-- Start --

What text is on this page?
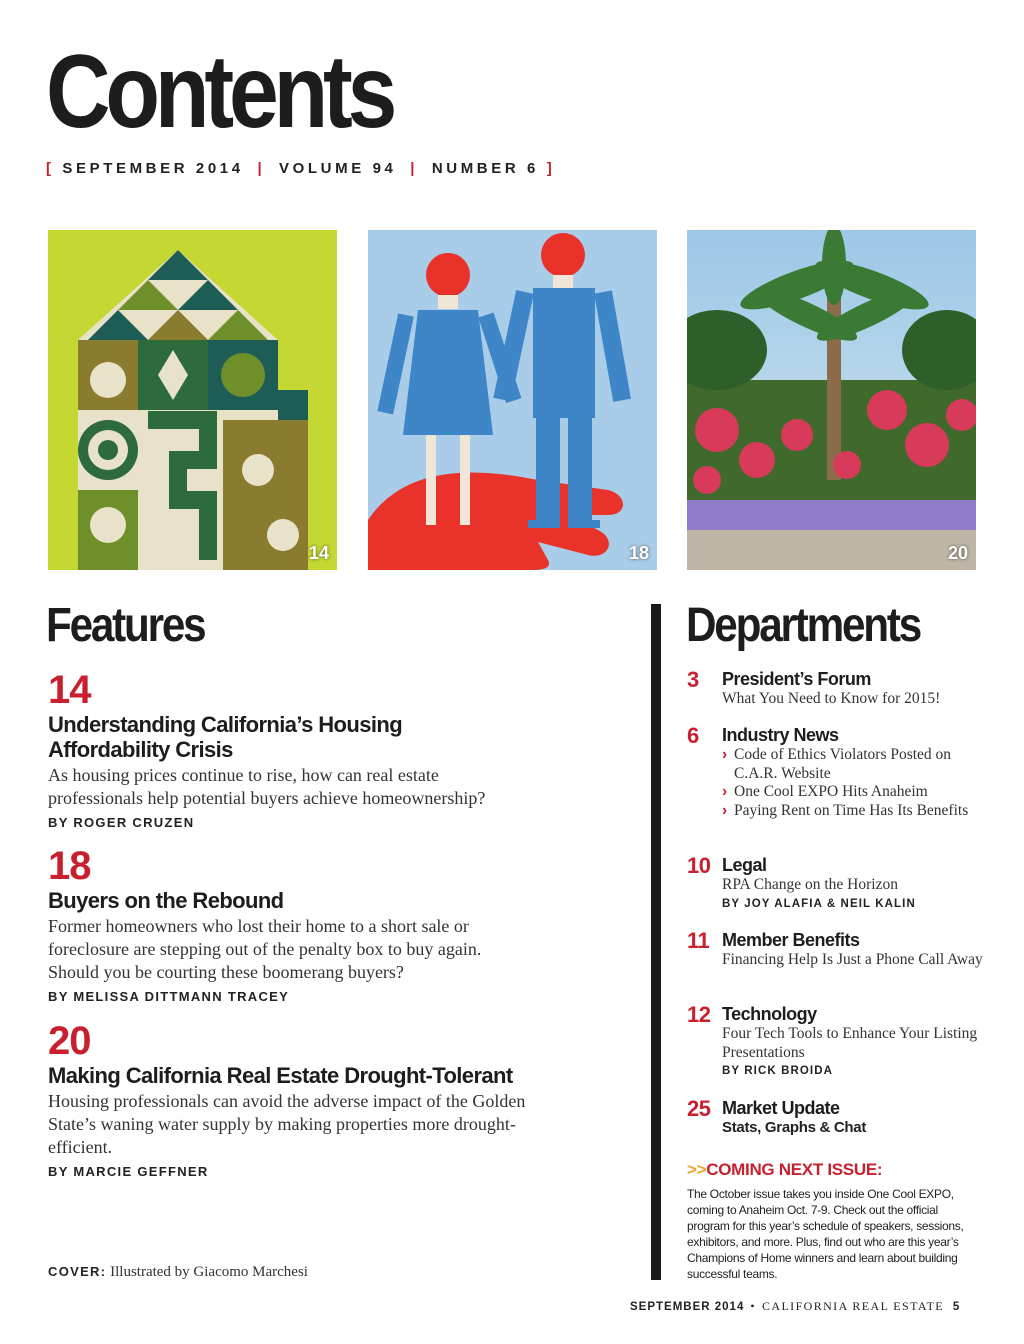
Contents
[ SEPTEMBER 2014 | VOLUME 94 | NUMBER 6 ]
14	18	20
Features	Departments
14
Understanding California’s Housing Affordability Crisis
As housing prices continue to rise, how can real estate professionals help potential buyers achieve homeownership?
BY ROGER CRUZEN
18
Buyers on the Rebound
Former homeowners who lost their home to a short sale or foreclosure are stepping out of the penalty box to buy again. Should you be courting these boomerang buyers?
BY MELISSA DITTMANN TRACEY
20
Making California Real Estate Drought-Tolerant
Housing professionals can avoid the adverse impact of the Golden State’s waning water supply by making properties more drought-efficient.
BY MARCIE GEFFNER
COVER: Illustrated by Giacomo Marchesi
3 President’s Forum
What You Need to Know for 2015!
6 Industry News
› Code of Ethics Violators Posted on C.A.R. Website
› One Cool EXPO Hits Anaheim
› Paying Rent on Time Has Its Benefits
10 Legal
RPA Change on the Horizon
BY JOY ALAFIA & NEIL KALIN
11 Member Benefits
Financing Help Is Just a Phone Call Away
12 Technology
Four Tech Tools to Enhance Your Listing Presentations
BY RICK BROIDA
25 Market Update
Stats, Graphs & Chat
>>COMING NEXT ISSUE:
The October issue takes you inside One Cool EXPO, coming to Anaheim Oct. 7-9. Check out the official program for this year’s schedule of speakers, sessions, exhibitors, and more. Plus, find out who are this year’s Champions of Home winners and learn about building successful teams.
SEPTEMBER 2014 • CALIFORNIA REAL ESTATE 5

-- End --

Task directions:
Restate the whole listing above exactly, please, omitting every image.

The reply:
What text is on this page?
Contents
[ SEPTEMBER 2014 | VOLUME 94 | NUMBER 6 ]
14	18	20
Features	Departments
14
Understanding California’s Housing Affordability Crisis
As housing prices continue to rise, how can real estate professionals help potential buyers achieve homeownership?
BY ROGER CRUZEN
18
Buyers on the Rebound
Former homeowners who lost their home to a short sale or foreclosure are stepping out of the penalty box to buy again. Should you be courting these boomerang buyers?
BY MELISSA DITTMANN TRACEY
20
Making California Real Estate Drought-Tolerant
Housing professionals can avoid the adverse impact of the Golden State’s waning water supply by making properties more drought-efficient.
BY MARCIE GEFFNER
COVER: Illustrated by Giacomo Marchesi
3 President’s Forum
What You Need to Know for 2015!
6 Industry News
› Code of Ethics Violators Posted on C.A.R. Website
› One Cool EXPO Hits Anaheim
› Paying Rent on Time Has Its Benefits
10 Legal
RPA Change on the Horizon
BY JOY ALAFIA & NEIL KALIN
11 Member Benefits
Financing Help Is Just a Phone Call Away
12 Technology
Four Tech Tools to Enhance Your Listing Presentations
BY RICK BROIDA
25 Market Update
Stats, Graphs & Chat
>>COMING NEXT ISSUE:
The October issue takes you inside One Cool EXPO, coming to Anaheim Oct. 7-9. Check out the official program for this year’s schedule of speakers, sessions, exhibitors, and more. Plus, find out who are this year’s Champions of Home winners and learn about building successful teams.
SEPTEMBER 2014 • CALIFORNIA REAL ESTATE 5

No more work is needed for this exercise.